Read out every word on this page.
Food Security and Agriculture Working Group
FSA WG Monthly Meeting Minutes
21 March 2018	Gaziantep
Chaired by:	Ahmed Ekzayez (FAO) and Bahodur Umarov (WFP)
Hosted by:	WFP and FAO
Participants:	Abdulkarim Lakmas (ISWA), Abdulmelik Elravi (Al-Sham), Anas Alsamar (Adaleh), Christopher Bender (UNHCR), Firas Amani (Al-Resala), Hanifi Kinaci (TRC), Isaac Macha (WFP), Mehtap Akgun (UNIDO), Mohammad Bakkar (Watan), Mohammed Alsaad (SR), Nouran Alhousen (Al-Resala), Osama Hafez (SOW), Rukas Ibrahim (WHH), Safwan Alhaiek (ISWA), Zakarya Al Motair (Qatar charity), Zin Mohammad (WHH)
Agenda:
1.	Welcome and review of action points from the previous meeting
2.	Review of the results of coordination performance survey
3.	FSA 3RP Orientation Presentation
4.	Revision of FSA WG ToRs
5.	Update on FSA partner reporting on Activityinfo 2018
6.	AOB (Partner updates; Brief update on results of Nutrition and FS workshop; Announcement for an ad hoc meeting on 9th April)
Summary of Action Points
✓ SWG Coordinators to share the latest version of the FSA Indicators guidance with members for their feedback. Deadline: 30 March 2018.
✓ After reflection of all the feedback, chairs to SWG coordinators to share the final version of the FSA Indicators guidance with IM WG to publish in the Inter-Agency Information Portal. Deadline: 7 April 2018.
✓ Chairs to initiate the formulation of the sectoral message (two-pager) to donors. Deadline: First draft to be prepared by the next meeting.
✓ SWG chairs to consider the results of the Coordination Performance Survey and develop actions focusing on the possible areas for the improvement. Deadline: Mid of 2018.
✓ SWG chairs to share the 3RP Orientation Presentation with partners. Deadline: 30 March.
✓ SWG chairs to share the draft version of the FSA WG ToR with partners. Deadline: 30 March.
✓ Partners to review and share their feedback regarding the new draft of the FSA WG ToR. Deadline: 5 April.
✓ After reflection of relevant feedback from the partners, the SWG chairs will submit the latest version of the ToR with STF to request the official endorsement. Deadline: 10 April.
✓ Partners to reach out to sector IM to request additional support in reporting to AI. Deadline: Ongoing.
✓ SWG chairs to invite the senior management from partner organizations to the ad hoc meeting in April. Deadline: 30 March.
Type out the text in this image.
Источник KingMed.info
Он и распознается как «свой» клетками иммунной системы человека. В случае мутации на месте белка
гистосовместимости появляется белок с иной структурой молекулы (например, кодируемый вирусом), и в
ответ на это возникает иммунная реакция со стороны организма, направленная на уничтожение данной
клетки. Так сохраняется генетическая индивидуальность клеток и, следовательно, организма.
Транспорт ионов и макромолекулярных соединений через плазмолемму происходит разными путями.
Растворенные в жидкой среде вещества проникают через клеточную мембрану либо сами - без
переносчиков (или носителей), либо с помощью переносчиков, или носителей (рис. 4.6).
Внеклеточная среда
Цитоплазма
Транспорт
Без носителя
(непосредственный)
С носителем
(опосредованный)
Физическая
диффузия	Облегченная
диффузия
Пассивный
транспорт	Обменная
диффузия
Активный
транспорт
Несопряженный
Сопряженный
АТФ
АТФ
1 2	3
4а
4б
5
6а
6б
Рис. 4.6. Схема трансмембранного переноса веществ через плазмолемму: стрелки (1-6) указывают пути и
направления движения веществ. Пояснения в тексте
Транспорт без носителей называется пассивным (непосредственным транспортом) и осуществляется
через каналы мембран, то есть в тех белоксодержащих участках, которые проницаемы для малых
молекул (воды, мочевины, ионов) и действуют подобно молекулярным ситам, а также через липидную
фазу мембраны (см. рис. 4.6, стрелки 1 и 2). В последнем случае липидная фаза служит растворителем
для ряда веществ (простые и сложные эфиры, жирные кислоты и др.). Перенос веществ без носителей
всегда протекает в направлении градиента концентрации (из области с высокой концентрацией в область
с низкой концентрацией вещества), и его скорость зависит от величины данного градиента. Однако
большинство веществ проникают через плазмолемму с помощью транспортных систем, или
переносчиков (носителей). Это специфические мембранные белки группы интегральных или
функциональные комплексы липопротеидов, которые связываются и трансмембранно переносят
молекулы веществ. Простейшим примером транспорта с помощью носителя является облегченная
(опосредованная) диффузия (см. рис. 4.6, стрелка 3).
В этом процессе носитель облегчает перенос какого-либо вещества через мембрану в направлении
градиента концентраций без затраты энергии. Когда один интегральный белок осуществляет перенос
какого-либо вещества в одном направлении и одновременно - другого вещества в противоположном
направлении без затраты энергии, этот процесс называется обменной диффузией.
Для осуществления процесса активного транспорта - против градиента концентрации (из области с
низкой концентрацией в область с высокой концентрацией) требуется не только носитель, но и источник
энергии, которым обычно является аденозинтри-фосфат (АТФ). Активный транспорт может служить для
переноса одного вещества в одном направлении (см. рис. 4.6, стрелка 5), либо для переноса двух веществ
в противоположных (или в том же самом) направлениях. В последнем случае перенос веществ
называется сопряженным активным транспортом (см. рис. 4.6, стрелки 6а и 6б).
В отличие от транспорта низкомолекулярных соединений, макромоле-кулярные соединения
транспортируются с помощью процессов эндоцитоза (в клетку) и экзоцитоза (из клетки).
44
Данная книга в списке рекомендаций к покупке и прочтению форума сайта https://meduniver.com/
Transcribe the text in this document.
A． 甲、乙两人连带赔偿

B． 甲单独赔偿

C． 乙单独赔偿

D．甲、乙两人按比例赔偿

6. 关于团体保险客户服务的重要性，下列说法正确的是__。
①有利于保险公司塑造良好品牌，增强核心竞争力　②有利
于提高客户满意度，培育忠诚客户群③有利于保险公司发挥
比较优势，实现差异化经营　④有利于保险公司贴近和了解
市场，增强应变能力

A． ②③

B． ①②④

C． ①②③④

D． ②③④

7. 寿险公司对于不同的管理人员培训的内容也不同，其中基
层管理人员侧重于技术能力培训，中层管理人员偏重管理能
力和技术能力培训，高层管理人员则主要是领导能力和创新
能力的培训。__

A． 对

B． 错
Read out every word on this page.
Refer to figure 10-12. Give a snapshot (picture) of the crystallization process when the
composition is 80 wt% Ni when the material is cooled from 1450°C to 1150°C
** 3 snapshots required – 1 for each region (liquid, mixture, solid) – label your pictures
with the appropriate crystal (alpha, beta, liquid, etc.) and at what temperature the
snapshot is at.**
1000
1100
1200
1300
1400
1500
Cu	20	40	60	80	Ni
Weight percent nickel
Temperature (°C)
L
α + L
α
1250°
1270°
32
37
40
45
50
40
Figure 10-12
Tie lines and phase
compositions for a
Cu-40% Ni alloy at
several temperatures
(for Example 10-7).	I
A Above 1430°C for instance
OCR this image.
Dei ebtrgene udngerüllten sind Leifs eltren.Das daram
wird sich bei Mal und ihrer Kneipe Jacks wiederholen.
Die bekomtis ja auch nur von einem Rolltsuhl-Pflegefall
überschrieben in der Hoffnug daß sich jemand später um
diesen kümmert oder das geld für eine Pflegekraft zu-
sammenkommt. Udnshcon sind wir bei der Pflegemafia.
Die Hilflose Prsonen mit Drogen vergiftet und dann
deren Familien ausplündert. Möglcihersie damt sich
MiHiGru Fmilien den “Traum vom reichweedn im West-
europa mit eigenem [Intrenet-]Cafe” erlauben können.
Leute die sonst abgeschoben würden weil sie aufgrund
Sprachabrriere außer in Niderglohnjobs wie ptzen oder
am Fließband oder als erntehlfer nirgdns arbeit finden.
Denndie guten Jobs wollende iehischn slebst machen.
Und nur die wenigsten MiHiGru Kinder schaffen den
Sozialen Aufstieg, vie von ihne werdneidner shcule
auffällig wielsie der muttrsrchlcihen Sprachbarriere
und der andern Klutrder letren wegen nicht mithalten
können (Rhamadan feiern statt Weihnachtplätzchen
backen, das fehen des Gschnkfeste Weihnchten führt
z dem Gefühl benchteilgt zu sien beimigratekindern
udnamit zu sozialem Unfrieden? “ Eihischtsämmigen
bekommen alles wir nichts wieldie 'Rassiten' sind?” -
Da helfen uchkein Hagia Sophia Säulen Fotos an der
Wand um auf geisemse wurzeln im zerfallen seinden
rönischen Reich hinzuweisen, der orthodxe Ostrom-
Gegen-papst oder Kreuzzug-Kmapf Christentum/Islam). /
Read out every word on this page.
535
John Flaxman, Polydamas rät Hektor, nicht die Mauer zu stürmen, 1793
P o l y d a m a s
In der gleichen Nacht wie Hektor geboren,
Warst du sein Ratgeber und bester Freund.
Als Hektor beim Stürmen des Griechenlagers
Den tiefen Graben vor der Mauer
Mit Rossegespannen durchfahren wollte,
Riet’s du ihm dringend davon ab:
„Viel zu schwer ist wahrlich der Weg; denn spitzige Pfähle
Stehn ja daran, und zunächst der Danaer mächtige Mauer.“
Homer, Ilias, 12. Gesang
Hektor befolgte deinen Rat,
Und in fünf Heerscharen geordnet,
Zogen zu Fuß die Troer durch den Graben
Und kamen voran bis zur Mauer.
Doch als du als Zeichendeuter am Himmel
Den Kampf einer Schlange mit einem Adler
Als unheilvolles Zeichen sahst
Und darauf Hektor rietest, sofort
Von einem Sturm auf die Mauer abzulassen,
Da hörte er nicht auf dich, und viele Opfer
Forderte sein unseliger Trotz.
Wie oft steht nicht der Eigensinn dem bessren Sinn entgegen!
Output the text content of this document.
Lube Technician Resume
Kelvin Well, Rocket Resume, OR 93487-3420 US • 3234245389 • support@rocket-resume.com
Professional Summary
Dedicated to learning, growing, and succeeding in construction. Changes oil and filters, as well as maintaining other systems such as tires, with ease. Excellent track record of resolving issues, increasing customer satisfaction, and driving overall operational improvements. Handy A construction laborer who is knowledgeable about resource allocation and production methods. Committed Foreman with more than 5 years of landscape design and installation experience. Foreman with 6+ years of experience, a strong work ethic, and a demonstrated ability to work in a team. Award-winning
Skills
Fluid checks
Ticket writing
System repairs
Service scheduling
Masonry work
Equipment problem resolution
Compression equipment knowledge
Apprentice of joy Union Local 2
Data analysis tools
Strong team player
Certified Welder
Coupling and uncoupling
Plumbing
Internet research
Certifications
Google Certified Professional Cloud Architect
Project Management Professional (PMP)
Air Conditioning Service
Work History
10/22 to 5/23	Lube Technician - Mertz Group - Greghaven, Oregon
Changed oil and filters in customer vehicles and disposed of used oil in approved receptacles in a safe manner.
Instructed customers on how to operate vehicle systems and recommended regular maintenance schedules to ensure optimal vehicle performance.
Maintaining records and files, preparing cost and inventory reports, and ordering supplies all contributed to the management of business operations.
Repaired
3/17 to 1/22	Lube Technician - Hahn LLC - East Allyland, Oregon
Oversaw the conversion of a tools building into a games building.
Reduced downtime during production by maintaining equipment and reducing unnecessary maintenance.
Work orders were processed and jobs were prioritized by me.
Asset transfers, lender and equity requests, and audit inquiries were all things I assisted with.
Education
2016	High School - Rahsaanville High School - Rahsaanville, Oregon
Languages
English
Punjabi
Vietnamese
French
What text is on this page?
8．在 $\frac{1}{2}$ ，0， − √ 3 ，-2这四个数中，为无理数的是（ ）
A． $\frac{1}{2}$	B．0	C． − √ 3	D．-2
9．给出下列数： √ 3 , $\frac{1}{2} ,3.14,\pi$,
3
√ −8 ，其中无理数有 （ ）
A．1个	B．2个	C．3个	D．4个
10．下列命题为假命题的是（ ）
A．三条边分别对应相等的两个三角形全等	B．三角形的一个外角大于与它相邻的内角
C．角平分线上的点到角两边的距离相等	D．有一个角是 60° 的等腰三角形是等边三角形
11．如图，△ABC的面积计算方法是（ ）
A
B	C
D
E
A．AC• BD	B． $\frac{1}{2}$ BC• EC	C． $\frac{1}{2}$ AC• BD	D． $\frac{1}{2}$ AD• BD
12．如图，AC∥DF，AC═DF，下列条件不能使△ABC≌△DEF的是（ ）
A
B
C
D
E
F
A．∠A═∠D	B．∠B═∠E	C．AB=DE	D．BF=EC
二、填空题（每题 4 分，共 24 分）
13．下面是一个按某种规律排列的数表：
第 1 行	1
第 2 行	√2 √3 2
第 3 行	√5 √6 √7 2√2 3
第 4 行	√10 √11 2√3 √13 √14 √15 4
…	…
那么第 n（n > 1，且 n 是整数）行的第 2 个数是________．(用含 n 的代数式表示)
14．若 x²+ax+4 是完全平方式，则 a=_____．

════════════════

Gather each line in these records that contains the string "соединений".

Транспорт ионов и макромолекулярных соединений через плазмолемму происходит разными путями.
В отличие от транспорта низкомолекулярных соединений, макромоле-кулярные соединения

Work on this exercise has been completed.